Send back all the data below, exactly as given.

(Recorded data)
################

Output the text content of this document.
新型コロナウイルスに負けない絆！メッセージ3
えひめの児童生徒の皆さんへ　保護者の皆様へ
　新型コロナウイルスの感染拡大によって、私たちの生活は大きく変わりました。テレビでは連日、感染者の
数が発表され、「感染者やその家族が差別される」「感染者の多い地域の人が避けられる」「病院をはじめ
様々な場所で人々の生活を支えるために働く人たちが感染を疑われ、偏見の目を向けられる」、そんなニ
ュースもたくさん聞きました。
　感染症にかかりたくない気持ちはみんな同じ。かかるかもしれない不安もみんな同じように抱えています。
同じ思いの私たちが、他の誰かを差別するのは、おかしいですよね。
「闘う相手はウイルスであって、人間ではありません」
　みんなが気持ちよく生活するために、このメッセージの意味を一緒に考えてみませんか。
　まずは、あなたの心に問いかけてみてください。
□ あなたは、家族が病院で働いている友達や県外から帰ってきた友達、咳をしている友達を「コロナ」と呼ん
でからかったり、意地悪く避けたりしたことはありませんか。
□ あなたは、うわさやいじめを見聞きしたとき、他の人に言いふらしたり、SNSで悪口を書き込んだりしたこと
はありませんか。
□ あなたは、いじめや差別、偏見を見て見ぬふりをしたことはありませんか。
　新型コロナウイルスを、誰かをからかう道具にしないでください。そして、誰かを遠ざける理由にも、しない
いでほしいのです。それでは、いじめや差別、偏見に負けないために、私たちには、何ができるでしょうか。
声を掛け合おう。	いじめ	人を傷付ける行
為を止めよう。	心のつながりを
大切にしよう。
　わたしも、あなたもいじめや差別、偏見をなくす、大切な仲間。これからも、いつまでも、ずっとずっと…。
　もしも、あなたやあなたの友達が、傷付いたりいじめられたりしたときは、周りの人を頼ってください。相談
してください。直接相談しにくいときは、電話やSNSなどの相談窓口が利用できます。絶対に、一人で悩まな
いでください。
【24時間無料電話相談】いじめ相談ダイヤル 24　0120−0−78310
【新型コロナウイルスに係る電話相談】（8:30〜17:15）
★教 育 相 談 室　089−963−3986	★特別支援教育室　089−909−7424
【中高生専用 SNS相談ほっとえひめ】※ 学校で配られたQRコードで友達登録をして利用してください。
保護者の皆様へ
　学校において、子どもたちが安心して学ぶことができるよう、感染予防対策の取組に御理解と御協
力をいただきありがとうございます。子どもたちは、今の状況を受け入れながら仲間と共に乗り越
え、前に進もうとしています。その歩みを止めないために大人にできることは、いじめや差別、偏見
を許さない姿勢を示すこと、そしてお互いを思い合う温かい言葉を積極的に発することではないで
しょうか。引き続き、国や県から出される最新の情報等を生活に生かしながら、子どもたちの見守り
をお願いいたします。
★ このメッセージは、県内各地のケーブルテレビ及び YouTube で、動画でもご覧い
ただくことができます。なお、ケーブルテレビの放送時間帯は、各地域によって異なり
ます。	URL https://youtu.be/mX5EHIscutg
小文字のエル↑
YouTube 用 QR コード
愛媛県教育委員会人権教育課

################

▶ _RESPONSE_:
Output the text content of this document.
新型コロナウイルスに負けない絆！メッセージ3
えひめの児童生徒の皆さんへ　保護者の皆様へ
　新型コロナウイルスの感染拡大によって、私たちの生活は大きく変わりました。テレビでは連日、感染者の
数が発表され、「感染者やその家族が差別される」「感染者の多い地域の人が避けられる」「病院をはじめ
様々な場所で人々の生活を支えるために働く人たちが感染を疑われ、偏見の目を向けられる」、そんなニ
ュースもたくさん聞きました。
　感染症にかかりたくない気持ちはみんな同じ。かかるかもしれない不安もみんな同じように抱えています。
同じ思いの私たちが、他の誰かを差別するのは、おかしいですよね。
「闘う相手はウイルスであって、人間ではありません」
　みんなが気持ちよく生活するために、このメッセージの意味を一緒に考えてみませんか。
　まずは、あなたの心に問いかけてみてください。
□ あなたは、家族が病院で働いている友達や県外から帰ってきた友達、咳をしている友達を「コロナ」と呼ん
でからかったり、意地悪く避けたりしたことはありませんか。
□ あなたは、うわさやいじめを見聞きしたとき、他の人に言いふらしたり、SNSで悪口を書き込んだりしたこと
はありませんか。
□ あなたは、いじめや差別、偏見を見て見ぬふりをしたことはありませんか。
　新型コロナウイルスを、誰かをからかう道具にしないでください。そして、誰かを遠ざける理由にも、しない
いでほしいのです。それでは、いじめや差別、偏見に負けないために、私たちには、何ができるでしょうか。
声を掛け合おう。	いじめ	人を傷付ける行
為を止めよう。	心のつながりを
大切にしよう。
　わたしも、あなたもいじめや差別、偏見をなくす、大切な仲間。これからも、いつまでも、ずっとずっと…。
　もしも、あなたやあなたの友達が、傷付いたりいじめられたりしたときは、周りの人を頼ってください。相談
してください。直接相談しにくいときは、電話やSNSなどの相談窓口が利用できます。絶対に、一人で悩まな
いでください。
【24時間無料電話相談】いじめ相談ダイヤル 24　0120−0−78310
【新型コロナウイルスに係る電話相談】（8:30〜17:15）
★教 育 相 談 室　089−963−3986	★特別支援教育室　089−909−7424
【中高生専用 SNS相談ほっとえひめ】※ 学校で配られたQRコードで友達登録をして利用してください。
保護者の皆様へ
　学校において、子どもたちが安心して学ぶことができるよう、感染予防対策の取組に御理解と御協
力をいただきありがとうございます。子どもたちは、今の状況を受け入れながら仲間と共に乗り越
え、前に進もうとしています。その歩みを止めないために大人にできることは、いじめや差別、偏見
を許さない姿勢を示すこと、そしてお互いを思い合う温かい言葉を積極的に発することではないで
しょうか。引き続き、国や県から出される最新の情報等を生活に生かしながら、子どもたちの見守り
をお願いいたします。
★ このメッセージは、県内各地のケーブルテレビ及び YouTube で、動画でもご覧い
ただくことができます。なお、ケーブルテレビの放送時間帯は、各地域によって異なり
ます。	URL https://youtu.be/mX5EHIscutg
小文字のエル↑
YouTube 用 QR コード
愛媛県教育委員会人権教育課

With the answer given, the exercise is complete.